**Your objective**
Return each line of the data below exactly, omitting any pictures.
┌─ Data for processing
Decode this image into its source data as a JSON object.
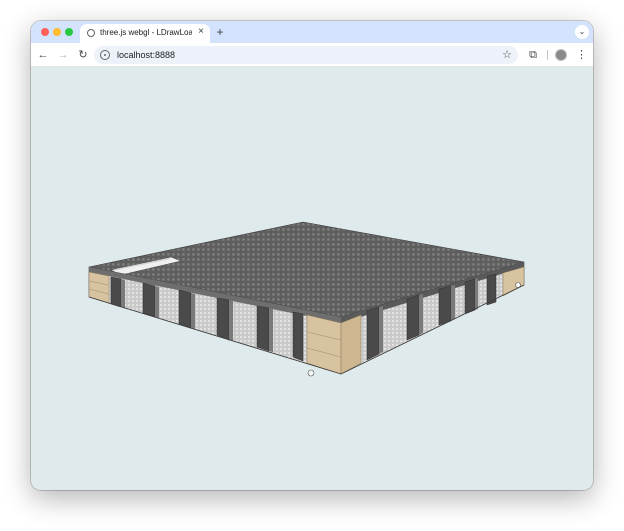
{
  "browser": {
    "tab": {
      "title": "three.js webgl - LDrawLoader"
    },
    "address_bar": {
      "url": "localhost:8888"
    }
  },
  "viewport": {
    "background": "#dfeaec",
    "scene": {
      "model": "lego-baseplate-platform",
      "top_color": "#5c5c5c",
      "tan_color": "#d8c3a0"
    }
  }
}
└─
**Response for this exercise**
Decode this image into its source data as a JSON object.
{
  "browser": {
    "tab": {
      "title": "three.js webgl - LDrawLoader"
    },
    "address_bar": {
      "url": "localhost:8888"
    }
  },
  "viewport": {
    "background": "#dfeaec",
    "scene": {
      "model": "lego-baseplate-platform",
      "top_color": "#5c5c5c",
      "tan_color": "#d8c3a0"
    }
  }
}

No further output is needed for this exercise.